- **Job**:
Identify each line in the records below that contains the word "Interest", and copy it.

- **Records supplied**:
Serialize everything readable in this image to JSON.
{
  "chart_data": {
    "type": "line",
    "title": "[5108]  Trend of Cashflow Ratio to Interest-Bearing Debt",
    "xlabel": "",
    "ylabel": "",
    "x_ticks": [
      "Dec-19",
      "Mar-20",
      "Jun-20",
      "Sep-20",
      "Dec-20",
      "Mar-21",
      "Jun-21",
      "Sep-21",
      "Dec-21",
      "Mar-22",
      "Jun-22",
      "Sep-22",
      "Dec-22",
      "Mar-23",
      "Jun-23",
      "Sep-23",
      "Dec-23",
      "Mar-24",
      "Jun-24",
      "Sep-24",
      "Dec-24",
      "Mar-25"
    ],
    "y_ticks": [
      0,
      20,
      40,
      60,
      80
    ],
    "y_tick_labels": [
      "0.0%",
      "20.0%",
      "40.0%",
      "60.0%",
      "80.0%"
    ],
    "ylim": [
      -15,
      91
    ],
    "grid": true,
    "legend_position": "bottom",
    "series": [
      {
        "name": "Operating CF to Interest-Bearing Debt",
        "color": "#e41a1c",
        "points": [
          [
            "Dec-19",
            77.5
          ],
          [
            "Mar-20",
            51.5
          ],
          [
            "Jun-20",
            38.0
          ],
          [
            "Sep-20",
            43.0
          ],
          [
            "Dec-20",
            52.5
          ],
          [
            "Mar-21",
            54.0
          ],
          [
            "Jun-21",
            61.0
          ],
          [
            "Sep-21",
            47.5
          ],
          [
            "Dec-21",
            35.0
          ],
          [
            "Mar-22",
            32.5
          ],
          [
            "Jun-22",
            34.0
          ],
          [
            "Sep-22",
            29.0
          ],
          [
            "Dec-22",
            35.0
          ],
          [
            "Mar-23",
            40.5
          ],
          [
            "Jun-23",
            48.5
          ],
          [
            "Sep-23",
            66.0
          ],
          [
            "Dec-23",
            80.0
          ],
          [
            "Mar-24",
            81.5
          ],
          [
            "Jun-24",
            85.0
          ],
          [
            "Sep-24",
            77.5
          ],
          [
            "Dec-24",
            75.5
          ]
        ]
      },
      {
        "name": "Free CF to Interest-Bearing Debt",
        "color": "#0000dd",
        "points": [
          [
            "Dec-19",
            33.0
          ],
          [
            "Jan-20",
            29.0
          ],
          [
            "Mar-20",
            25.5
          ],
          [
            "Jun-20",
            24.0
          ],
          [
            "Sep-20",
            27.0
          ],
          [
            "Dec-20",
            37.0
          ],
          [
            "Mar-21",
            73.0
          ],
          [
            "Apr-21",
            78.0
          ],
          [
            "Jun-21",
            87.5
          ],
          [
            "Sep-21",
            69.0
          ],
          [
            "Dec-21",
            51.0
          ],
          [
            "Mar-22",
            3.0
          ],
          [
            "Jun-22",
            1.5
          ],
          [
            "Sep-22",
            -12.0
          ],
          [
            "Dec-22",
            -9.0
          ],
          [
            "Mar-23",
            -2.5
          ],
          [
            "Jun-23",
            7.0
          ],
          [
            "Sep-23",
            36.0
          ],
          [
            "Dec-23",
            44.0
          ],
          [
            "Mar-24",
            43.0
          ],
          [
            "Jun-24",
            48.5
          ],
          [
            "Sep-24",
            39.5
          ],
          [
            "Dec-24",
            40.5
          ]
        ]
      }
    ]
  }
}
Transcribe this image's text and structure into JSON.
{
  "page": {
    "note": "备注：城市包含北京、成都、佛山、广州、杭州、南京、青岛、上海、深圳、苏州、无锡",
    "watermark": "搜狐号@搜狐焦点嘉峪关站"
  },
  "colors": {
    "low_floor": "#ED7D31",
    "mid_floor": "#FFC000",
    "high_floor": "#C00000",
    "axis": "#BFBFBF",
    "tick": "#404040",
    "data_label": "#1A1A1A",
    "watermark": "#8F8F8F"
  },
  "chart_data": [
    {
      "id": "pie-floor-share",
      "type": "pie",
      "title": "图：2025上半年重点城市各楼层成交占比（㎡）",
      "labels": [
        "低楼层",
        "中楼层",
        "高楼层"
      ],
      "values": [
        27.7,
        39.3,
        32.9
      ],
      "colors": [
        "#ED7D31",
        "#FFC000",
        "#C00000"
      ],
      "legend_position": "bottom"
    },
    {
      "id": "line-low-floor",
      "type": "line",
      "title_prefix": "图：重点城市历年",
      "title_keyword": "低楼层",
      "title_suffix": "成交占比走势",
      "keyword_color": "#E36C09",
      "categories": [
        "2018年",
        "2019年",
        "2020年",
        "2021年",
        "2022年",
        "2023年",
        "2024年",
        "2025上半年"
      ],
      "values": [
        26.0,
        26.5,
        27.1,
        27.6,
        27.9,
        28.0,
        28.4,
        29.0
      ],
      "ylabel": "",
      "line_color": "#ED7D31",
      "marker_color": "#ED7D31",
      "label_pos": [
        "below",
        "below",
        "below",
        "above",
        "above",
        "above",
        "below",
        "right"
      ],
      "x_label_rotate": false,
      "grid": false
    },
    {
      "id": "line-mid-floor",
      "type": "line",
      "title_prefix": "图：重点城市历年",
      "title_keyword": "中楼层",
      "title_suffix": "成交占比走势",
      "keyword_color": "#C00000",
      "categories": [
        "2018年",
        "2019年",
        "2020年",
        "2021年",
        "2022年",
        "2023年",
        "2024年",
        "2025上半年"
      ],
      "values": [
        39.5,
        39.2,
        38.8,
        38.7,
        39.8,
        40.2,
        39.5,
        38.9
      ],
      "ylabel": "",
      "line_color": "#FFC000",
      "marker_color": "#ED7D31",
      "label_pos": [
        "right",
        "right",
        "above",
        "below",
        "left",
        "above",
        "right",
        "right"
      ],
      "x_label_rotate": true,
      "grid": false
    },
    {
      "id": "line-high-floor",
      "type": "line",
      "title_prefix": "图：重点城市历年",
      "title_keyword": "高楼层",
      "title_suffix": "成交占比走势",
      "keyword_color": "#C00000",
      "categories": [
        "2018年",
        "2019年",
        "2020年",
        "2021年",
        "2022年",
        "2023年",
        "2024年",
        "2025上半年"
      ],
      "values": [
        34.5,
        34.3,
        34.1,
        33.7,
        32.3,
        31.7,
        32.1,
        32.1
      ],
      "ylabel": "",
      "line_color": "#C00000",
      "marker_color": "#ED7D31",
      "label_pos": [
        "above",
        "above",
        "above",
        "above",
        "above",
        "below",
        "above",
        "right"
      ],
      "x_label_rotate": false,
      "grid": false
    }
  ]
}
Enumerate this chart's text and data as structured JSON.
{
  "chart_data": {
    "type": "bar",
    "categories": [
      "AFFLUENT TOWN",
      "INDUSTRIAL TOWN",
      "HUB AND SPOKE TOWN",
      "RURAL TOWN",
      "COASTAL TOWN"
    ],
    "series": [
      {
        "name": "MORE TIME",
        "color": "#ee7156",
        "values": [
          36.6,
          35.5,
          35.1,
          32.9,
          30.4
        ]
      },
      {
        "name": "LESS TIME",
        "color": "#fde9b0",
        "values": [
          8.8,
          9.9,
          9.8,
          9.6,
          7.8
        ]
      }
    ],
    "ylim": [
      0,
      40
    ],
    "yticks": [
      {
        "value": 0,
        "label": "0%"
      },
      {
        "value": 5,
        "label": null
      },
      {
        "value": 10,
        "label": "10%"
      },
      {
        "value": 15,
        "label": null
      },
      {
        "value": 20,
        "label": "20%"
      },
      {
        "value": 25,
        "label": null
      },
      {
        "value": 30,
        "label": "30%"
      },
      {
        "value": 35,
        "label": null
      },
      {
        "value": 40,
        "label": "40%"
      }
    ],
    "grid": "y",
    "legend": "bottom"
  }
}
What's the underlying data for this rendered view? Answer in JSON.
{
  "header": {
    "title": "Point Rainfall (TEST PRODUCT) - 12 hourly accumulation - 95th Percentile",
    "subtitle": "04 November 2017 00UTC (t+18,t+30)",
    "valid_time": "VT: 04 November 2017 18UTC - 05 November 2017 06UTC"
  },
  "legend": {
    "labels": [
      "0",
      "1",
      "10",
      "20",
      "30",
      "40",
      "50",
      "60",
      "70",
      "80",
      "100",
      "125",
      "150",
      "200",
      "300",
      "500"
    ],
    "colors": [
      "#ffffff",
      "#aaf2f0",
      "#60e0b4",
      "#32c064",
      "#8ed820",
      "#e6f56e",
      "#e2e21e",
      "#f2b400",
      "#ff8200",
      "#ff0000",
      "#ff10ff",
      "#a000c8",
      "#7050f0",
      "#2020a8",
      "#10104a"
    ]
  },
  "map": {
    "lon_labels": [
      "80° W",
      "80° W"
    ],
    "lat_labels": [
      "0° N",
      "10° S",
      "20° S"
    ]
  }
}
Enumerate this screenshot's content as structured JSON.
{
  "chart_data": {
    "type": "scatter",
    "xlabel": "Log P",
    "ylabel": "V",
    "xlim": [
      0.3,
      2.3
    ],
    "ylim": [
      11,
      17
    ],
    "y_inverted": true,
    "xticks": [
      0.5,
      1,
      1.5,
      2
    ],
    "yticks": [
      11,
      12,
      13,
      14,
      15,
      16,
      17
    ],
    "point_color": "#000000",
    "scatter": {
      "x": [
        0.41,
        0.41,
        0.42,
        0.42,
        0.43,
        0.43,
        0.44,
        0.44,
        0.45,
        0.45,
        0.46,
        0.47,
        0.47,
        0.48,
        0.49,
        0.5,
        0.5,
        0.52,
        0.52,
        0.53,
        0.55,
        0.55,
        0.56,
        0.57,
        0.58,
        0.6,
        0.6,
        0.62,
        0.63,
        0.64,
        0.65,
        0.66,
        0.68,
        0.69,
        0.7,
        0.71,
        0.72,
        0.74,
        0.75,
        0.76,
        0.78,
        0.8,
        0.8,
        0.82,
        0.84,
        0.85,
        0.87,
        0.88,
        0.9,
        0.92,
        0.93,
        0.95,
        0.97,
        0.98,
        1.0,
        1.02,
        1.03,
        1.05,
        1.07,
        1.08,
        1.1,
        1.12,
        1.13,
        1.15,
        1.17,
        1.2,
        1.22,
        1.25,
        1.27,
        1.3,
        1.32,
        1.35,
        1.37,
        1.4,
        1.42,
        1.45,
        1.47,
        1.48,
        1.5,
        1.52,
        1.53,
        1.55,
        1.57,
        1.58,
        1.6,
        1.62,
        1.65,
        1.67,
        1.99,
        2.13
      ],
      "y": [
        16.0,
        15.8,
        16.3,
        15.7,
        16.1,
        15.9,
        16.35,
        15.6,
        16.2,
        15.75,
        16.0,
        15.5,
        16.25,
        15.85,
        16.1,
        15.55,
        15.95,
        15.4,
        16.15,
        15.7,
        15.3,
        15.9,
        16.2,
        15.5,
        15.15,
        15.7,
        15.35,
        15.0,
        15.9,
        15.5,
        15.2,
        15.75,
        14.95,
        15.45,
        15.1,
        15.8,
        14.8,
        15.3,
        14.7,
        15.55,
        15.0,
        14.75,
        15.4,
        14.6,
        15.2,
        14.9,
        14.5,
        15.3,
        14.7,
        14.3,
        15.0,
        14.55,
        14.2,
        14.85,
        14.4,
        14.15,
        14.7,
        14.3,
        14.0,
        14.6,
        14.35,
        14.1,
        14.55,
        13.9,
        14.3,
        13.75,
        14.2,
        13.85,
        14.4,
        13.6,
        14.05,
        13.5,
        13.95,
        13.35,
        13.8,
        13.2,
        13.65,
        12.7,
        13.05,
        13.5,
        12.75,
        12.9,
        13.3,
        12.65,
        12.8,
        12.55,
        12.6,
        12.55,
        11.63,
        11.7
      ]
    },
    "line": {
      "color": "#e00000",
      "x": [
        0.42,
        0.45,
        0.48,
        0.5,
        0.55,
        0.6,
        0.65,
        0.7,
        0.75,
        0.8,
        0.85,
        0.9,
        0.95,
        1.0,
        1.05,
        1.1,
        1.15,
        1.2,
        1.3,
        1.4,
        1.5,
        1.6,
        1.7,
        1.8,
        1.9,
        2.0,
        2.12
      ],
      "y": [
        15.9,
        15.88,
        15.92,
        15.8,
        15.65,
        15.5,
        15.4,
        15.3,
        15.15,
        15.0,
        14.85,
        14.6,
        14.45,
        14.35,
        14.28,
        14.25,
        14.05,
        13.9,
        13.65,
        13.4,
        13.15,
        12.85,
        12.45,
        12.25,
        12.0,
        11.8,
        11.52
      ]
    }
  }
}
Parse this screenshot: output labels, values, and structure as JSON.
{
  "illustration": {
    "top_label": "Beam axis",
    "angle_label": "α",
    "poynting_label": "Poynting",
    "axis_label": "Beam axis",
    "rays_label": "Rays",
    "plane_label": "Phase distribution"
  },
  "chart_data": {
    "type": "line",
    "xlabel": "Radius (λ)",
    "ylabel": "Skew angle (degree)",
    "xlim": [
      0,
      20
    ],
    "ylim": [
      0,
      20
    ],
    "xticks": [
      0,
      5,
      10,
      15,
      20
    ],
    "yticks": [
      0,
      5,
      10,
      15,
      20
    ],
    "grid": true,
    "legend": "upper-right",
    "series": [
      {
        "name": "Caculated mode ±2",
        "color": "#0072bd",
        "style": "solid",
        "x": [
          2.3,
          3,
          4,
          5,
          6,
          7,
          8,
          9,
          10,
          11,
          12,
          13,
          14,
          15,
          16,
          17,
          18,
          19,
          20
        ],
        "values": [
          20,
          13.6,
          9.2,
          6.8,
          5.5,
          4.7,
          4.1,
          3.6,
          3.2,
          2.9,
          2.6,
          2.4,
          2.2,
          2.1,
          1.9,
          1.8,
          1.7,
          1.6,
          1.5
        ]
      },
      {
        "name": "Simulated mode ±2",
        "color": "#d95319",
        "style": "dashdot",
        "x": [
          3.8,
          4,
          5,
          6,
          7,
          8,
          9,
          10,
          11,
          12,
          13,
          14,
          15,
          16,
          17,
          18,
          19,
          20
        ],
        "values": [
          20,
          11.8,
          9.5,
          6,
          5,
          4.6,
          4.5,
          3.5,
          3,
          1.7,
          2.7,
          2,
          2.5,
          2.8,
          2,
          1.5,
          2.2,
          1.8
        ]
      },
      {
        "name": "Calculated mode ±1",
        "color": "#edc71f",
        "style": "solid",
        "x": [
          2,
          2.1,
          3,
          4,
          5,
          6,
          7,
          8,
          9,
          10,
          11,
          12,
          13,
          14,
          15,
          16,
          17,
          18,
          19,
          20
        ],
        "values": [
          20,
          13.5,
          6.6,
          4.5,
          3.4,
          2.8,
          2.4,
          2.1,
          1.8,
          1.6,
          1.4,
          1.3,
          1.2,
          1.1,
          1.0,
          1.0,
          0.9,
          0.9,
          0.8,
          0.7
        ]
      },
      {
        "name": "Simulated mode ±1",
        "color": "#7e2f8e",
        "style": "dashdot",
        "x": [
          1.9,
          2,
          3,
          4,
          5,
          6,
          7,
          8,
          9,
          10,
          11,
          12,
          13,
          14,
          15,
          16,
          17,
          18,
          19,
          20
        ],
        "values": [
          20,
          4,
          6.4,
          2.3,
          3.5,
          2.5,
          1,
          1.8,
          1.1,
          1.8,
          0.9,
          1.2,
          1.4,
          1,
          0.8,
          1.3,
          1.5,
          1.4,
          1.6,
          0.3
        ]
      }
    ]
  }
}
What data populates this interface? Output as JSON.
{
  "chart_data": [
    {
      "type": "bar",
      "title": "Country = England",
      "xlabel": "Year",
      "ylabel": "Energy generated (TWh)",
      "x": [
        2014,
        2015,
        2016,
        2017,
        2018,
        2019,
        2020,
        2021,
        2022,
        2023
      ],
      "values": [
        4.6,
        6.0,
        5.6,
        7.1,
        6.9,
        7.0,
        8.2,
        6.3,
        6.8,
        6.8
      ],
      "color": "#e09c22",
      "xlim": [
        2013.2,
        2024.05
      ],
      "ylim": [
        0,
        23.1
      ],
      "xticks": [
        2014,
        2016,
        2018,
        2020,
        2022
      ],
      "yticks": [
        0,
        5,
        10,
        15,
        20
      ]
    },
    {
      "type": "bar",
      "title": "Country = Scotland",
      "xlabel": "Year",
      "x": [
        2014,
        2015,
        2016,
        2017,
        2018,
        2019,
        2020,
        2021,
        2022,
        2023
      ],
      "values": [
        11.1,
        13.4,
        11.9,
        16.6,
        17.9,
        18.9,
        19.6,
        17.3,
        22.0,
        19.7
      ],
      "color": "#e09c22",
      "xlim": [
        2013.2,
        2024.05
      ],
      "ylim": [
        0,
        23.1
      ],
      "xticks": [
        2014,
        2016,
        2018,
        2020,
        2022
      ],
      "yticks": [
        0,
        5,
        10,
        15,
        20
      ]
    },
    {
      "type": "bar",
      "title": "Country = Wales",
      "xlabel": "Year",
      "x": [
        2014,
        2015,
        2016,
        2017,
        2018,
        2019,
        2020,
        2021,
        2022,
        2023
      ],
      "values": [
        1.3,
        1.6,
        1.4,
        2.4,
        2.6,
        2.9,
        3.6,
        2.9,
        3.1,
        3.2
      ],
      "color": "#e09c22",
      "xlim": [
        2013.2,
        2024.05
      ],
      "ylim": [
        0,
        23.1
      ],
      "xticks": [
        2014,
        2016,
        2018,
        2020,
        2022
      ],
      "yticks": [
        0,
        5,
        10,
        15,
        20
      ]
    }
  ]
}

- **Solution for this exercise**:
    "title": "[5108]  Trend of Cashflow Ratio to Interest-Bearing Debt",
        "name": "Operating CF to Interest-Bearing Debt",
        "name": "Free CF to Interest-Bearing Debt",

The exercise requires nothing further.